↓
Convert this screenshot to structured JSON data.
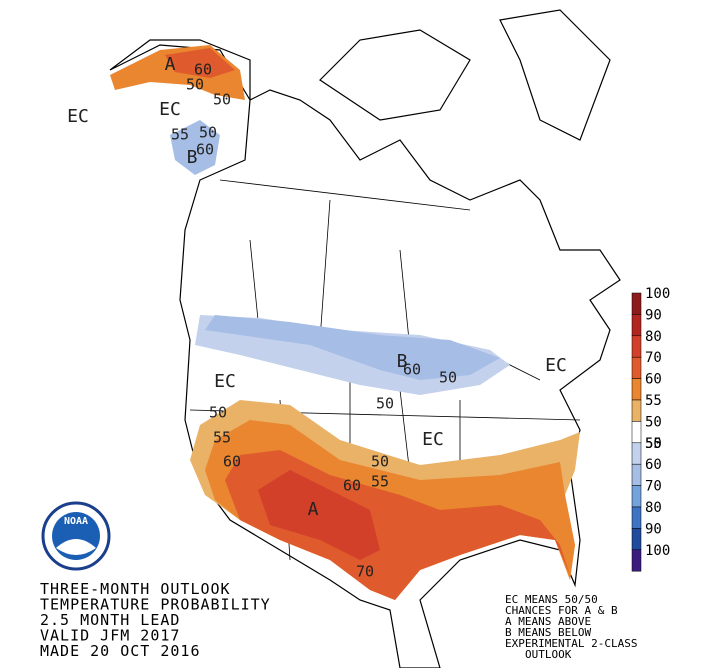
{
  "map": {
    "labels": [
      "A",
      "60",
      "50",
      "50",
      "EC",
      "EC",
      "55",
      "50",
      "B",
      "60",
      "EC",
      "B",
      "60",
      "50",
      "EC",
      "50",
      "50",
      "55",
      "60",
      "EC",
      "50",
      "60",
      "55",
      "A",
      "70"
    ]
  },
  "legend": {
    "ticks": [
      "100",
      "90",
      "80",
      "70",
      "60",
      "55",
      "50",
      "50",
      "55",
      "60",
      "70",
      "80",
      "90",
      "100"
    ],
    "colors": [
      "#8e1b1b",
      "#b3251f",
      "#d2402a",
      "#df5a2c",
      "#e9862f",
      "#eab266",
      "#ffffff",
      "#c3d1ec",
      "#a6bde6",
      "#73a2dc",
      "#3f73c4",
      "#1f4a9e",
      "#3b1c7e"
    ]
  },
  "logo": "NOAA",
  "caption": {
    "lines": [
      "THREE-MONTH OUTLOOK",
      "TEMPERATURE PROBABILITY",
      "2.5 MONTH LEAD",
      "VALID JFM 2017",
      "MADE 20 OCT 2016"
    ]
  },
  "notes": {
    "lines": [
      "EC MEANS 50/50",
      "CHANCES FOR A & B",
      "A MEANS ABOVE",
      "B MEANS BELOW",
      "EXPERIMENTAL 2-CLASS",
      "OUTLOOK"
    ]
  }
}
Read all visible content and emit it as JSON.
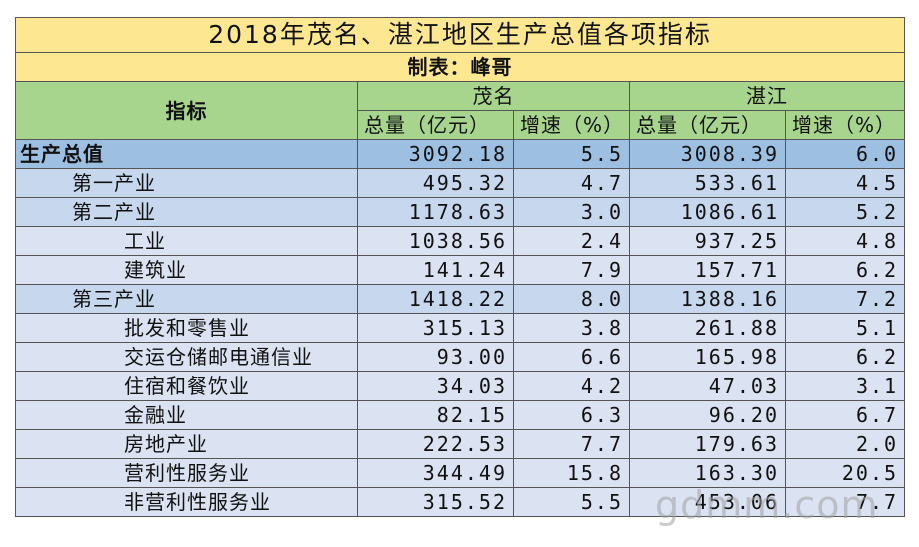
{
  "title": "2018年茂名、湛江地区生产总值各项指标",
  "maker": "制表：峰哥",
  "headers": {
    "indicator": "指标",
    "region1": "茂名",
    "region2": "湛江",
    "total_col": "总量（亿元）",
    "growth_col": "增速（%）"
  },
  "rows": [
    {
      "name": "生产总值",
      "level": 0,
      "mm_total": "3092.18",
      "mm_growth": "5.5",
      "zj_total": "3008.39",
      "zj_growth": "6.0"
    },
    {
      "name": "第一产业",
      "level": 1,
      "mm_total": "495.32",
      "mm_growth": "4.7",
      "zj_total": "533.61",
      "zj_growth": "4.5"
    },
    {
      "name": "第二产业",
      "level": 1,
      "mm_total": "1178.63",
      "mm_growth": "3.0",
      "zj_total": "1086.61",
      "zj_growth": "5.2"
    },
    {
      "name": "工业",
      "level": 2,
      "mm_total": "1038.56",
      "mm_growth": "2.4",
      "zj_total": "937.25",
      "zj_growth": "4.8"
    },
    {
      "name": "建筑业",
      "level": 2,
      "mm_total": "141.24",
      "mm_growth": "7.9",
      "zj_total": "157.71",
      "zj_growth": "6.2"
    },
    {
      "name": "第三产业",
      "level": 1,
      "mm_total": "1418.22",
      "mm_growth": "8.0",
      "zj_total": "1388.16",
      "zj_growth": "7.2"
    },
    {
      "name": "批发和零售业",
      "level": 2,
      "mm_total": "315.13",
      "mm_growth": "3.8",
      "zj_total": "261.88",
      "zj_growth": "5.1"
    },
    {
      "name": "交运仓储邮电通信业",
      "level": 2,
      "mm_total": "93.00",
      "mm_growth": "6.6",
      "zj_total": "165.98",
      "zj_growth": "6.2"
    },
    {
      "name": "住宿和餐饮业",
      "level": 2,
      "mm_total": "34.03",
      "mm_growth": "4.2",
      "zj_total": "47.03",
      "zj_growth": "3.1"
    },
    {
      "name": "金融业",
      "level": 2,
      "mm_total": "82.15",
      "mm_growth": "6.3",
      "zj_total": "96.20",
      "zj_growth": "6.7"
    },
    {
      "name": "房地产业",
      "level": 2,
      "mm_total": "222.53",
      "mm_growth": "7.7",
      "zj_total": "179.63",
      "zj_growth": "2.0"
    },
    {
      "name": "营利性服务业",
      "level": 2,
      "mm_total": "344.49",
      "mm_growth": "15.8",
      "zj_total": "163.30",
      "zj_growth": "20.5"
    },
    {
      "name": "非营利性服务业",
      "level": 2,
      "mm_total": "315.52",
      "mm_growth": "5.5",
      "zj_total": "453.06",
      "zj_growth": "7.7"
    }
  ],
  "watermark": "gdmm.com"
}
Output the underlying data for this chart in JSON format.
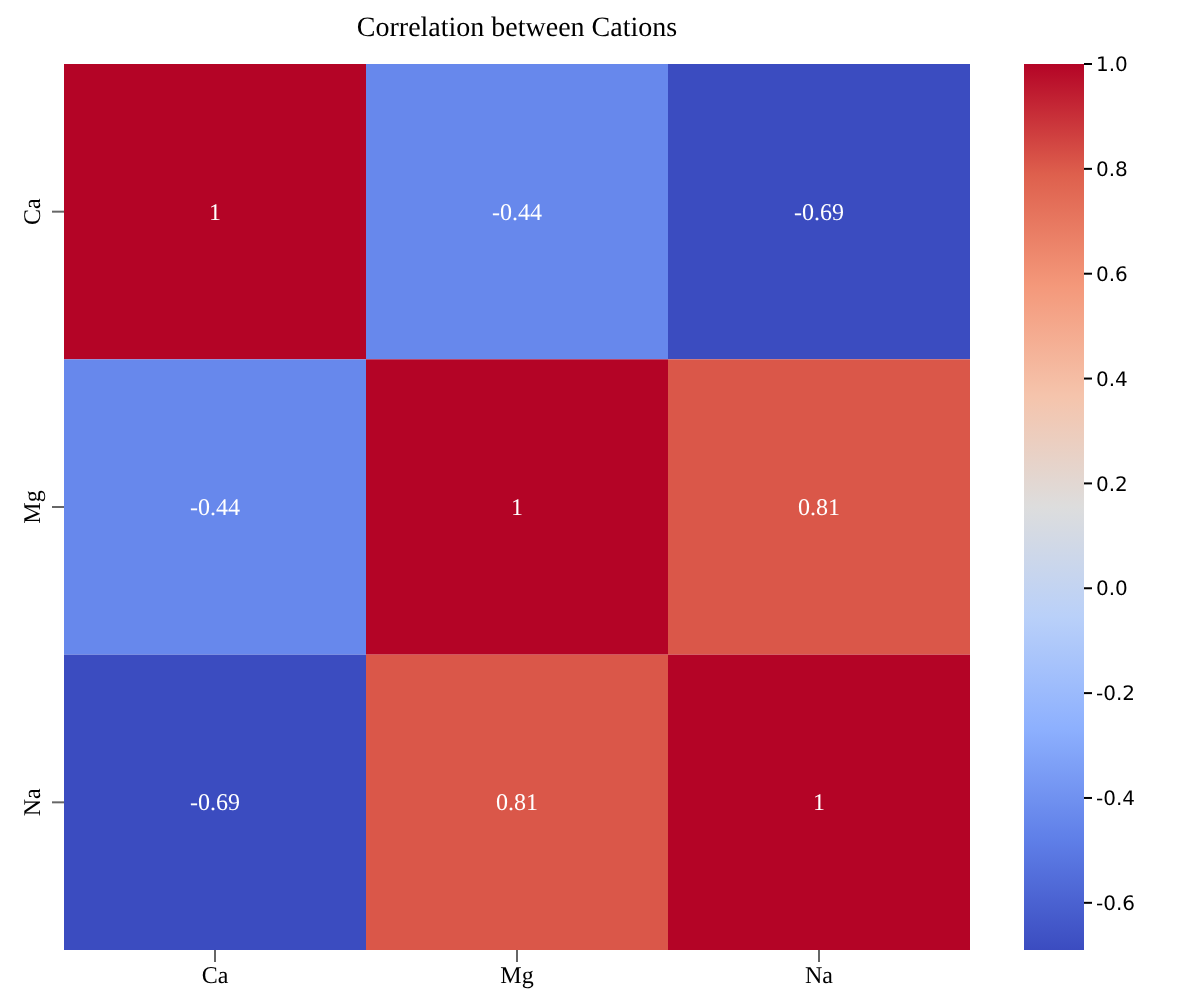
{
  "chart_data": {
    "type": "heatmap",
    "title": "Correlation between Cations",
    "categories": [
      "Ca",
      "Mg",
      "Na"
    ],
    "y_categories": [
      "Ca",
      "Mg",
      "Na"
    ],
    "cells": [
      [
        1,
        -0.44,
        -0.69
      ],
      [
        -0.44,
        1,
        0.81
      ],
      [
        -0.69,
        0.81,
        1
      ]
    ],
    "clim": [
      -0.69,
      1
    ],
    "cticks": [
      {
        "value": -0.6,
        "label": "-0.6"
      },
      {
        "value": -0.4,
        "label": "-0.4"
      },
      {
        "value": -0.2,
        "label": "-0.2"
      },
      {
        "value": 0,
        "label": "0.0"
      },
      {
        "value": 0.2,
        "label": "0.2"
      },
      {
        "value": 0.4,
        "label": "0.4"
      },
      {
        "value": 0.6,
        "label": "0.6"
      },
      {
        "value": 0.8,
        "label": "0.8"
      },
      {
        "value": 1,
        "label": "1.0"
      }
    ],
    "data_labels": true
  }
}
↑
Reproduce the whole listing exactly, but not the images in it.

Convert this screenshot to structured JSON data.
{
  "map": {
    "labels": [
      "A",
      "60",
      "50",
      "50",
      "EC",
      "EC",
      "55",
      "50",
      "B",
      "60",
      "EC",
      "B",
      "60",
      "50",
      "EC",
      "50",
      "50",
      "55",
      "60",
      "EC",
      "50",
      "60",
      "55",
      "A",
      "70"
    ]
  },
  "legend": {
    "ticks": [
      "100",
      "90",
      "80",
      "70",
      "60",
      "55",
      "50",
      "50",
      "55",
      "60",
      "70",
      "80",
      "90",
      "100"
    ],
    "colors": [
      "#8e1b1b",
      "#b3251f",
      "#d2402a",
      "#df5a2c",
      "#e9862f",
      "#eab266",
      "#ffffff",
      "#c3d1ec",
      "#a6bde6",
      "#73a2dc",
      "#3f73c4",
      "#1f4a9e",
      "#3b1c7e"
    ]
  },
  "logo": "NOAA",
  "caption": {
    "lines": [
      "THREE-MONTH OUTLOOK",
      "TEMPERATURE PROBABILITY",
      "2.5 MONTH LEAD",
      "VALID JFM 2017",
      "MADE 20 OCT 2016"
    ]
  },
  "notes": {
    "lines": [
      "EC MEANS 50/50",
      "CHANCES FOR A & B",
      "A MEANS ABOVE",
      "B MEANS BELOW",
      "EXPERIMENTAL 2-CLASS",
      "OUTLOOK"
    ]
  }
}
Read all visible content and emit it as JSON.
{
  "title": "2018年茂名、湛江地区生产总值各项指标",
  "maker": "制表：峰哥",
  "headers": {
    "indicator": "指标",
    "region1": "茂名",
    "region2": "湛江",
    "total_col": "总量（亿元）",
    "growth_col": "增速（%）"
  },
  "rows": [
    {
      "name": "生产总值",
      "level": 0,
      "mm_total": "3092.18",
      "mm_growth": "5.5",
      "zj_total": "3008.39",
      "zj_growth": "6.0"
    },
    {
      "name": "第一产业",
      "level": 1,
      "mm_total": "495.32",
      "mm_growth": "4.7",
      "zj_total": "533.61",
      "zj_growth": "4.5"
    },
    {
      "name": "第二产业",
      "level": 1,
      "mm_total": "1178.63",
      "mm_growth": "3.0",
      "zj_total": "1086.61",
      "zj_growth": "5.2"
    },
    {
      "name": "工业",
      "level": 2,
      "mm_total": "1038.56",
      "mm_growth": "2.4",
      "zj_total": "937.25",
      "zj_growth": "4.8"
    },
    {
      "name": "建筑业",
      "level": 2,
      "mm_total": "141.24",
      "mm_growth": "7.9",
      "zj_total": "157.71",
      "zj_growth": "6.2"
    },
    {
      "name": "第三产业",
      "level": 1,
      "mm_total": "1418.22",
      "mm_growth": "8.0",
      "zj_total": "1388.16",
      "zj_growth": "7.2"
    },
    {
      "name": "批发和零售业",
      "level": 2,
      "mm_total": "315.13",
      "mm_growth": "3.8",
      "zj_total": "261.88",
      "zj_growth": "5.1"
    },
    {
      "name": "交运仓储邮电通信业",
      "level": 2,
      "mm_total": "93.00",
      "mm_growth": "6.6",
      "zj_total": "165.98",
      "zj_growth": "6.2"
    },
    {
      "name": "住宿和餐饮业",
      "level": 2,
      "mm_total": "34.03",
      "mm_growth": "4.2",
      "zj_total": "47.03",
      "zj_growth": "3.1"
    },
    {
      "name": "金融业",
      "level": 2,
      "mm_total": "82.15",
      "mm_growth": "6.3",
      "zj_total": "96.20",
      "zj_growth": "6.7"
    },
    {
      "name": "房地产业",
      "level": 2,
      "mm_total": "222.53",
      "mm_growth": "7.7",
      "zj_total": "179.63",
      "zj_growth": "2.0"
    },
    {
      "name": "营利性服务业",
      "level": 2,
      "mm_total": "344.49",
      "mm_growth": "15.8",
      "zj_total": "163.30",
      "zj_growth": "20.5"
    },
    {
      "name": "非营利性服务业",
      "level": 2,
      "mm_total": "315.52",
      "mm_growth": "5.5",
      "zj_total": "453.06",
      "zj_growth": "7.7"
    }
  ],
  "watermark": "gdmm.com"
}
Output the underlying data for this chart in JSON format.
{
  "chart_data": {
    "type": "heatmap",
    "title": "Correlation between Cations",
    "categories": [
      "Ca",
      "Mg",
      "Na"
    ],
    "y_categories": [
      "Ca",
      "Mg",
      "Na"
    ],
    "cells": [
      [
        1,
        -0.44,
        -0.69
      ],
      [
        -0.44,
        1,
        0.81
      ],
      [
        -0.69,
        0.81,
        1
      ]
    ],
    "clim": [
      -0.69,
      1
    ],
    "cticks": [
      {
        "value": -0.6,
        "label": "-0.6"
      },
      {
        "value": -0.4,
        "label": "-0.4"
      },
      {
        "value": -0.2,
        "label": "-0.2"
      },
      {
        "value": 0,
        "label": "0.0"
      },
      {
        "value": 0.2,
        "label": "0.2"
      },
      {
        "value": 0.4,
        "label": "0.4"
      },
      {
        "value": 0.6,
        "label": "0.6"
      },
      {
        "value": 0.8,
        "label": "0.8"
      },
      {
        "value": 1,
        "label": "1.0"
      }
    ],
    "data_labels": true
  }
}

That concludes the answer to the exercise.